Quote the listing below in its entirety.

--- ENTRIES SHOWN ---

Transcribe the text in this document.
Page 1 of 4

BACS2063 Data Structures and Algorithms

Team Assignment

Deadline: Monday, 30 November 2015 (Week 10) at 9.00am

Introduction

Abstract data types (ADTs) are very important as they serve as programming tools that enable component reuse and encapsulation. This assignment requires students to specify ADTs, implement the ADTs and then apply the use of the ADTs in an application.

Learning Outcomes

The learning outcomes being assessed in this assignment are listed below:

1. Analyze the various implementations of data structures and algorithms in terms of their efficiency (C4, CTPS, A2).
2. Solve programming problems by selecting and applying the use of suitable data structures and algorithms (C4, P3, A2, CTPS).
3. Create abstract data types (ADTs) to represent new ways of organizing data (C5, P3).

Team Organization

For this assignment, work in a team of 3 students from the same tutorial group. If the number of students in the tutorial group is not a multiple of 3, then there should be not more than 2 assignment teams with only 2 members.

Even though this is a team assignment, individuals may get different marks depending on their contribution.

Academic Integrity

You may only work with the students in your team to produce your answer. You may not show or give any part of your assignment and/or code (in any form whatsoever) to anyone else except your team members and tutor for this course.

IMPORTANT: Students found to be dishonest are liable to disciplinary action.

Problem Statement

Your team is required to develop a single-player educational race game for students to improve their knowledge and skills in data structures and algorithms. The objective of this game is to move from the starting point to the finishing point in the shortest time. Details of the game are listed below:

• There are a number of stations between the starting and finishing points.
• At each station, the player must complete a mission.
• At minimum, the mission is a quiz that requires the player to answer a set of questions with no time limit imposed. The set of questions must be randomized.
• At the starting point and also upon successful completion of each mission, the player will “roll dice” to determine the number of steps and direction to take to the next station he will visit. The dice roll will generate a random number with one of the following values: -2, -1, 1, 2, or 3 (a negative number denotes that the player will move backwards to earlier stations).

---

RESPONSE
Transcribe the text in this document.
Page 1 of 4

BACS2063 Data Structures and Algorithms

Team Assignment

Deadline: Monday, 30 November 2015 (Week 10) at 9.00am

Introduction

Abstract data types (ADTs) are very important as they serve as programming tools that enable component reuse and encapsulation. This assignment requires students to specify ADTs, implement the ADTs and then apply the use of the ADTs in an application.

Learning Outcomes

The learning outcomes being assessed in this assignment are listed below:

1. Analyze the various implementations of data structures and algorithms in terms of their efficiency (C4, CTPS, A2).
2. Solve programming problems by selecting and applying the use of suitable data structures and algorithms (C4, P3, A2, CTPS).
3. Create abstract data types (ADTs) to represent new ways of organizing data (C5, P3).

Team Organization

For this assignment, work in a team of 3 students from the same tutorial group. If the number of students in the tutorial group is not a multiple of 3, then there should be not more than 2 assignment teams with only 2 members.

Even though this is a team assignment, individuals may get different marks depending on their contribution.

Academic Integrity

You may only work with the students in your team to produce your answer. You may not show or give any part of your assignment and/or code (in any form whatsoever) to anyone else except your team members and tutor for this course.

IMPORTANT: Students found to be dishonest are liable to disciplinary action.

Problem Statement

Your team is required to develop a single-player educational race game for students to improve their knowledge and skills in data structures and algorithms. The objective of this game is to move from the starting point to the finishing point in the shortest time. Details of the game are listed below:

• There are a number of stations between the starting and finishing points.
• At each station, the player must complete a mission.
• At minimum, the mission is a quiz that requires the player to answer a set of questions with no time limit imposed. The set of questions must be randomized.
• At the starting point and also upon successful completion of each mission, the player will “roll dice” to determine the number of steps and direction to take to the next station he will visit. The dice roll will generate a random number with one of the following values: -2, -1, 1, 2, or 3 (a negative number denotes that the player will move backwards to earlier stations).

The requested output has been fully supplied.